Write out the entire listing below exactly, with the pictures left out.

▶ Information given:

......

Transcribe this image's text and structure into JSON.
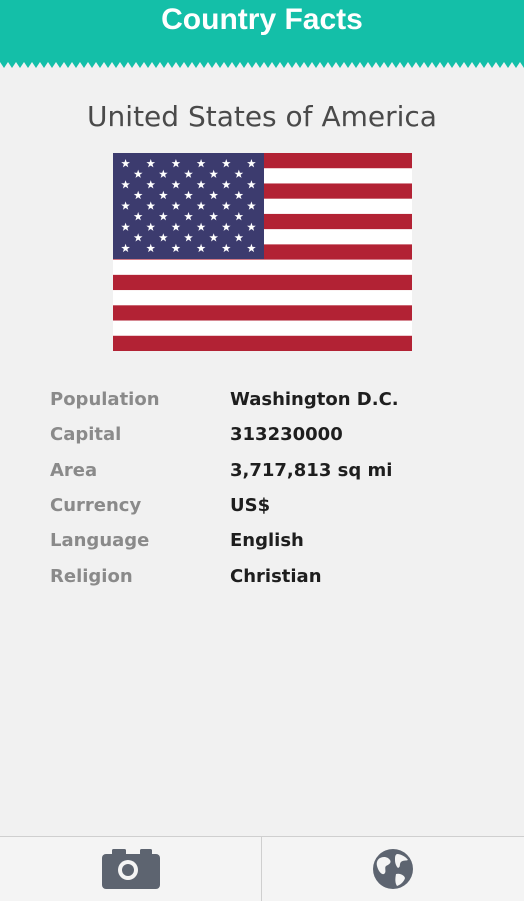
{
  "header": {
    "title": "Country Facts",
    "color": "#14bfa8"
  },
  "country": {
    "name": "United States of America"
  },
  "flag": {
    "icon": "us-flag"
  },
  "facts": [
    {
      "label": "Population",
      "value": "Washington D.C."
    },
    {
      "label": "Capital",
      "value": "313230000"
    },
    {
      "label": "Area",
      "value": "3,717,813 sq mi"
    },
    {
      "label": "Currency",
      "value": "US$"
    },
    {
      "label": "Language",
      "value": "English"
    },
    {
      "label": "Religion",
      "value": "Christian"
    }
  ],
  "bottom_nav": [
    {
      "icon": "camera-icon"
    },
    {
      "icon": "globe-icon"
    }
  ]
}
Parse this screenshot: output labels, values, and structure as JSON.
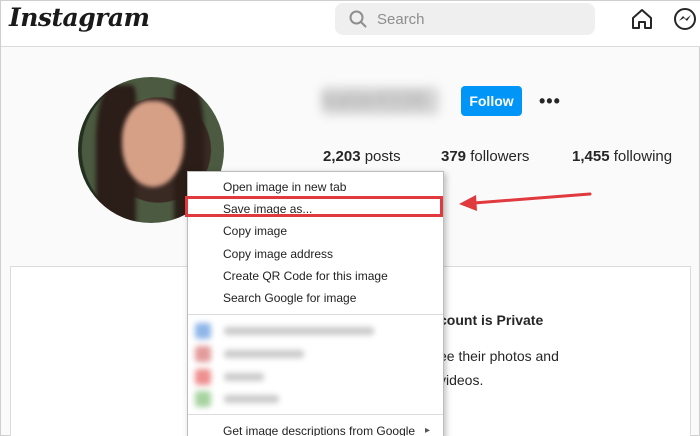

......

▶ Solution below:
Transcribe this image's text and structure into JSON.
{
  "header": {
    "title": "Country Facts",
    "color": "#14bfa8"
  },
  "country": {
    "name": "United States of America"
  },
  "flag": {
    "icon": "us-flag"
  },
  "facts": [
    {
      "label": "Population",
      "value": "Washington D.C."
    },
    {
      "label": "Capital",
      "value": "313230000"
    },
    {
      "label": "Area",
      "value": "3,717,813 sq mi"
    },
    {
      "label": "Currency",
      "value": "US$"
    },
    {
      "label": "Language",
      "value": "English"
    },
    {
      "label": "Religion",
      "value": "Christian"
    }
  ],
  "bottom_nav": [
    {
      "icon": "camera-icon"
    },
    {
      "icon": "globe-icon"
    }
  ]
}
Parse this screenshot: output labels, values, and structure as JSON.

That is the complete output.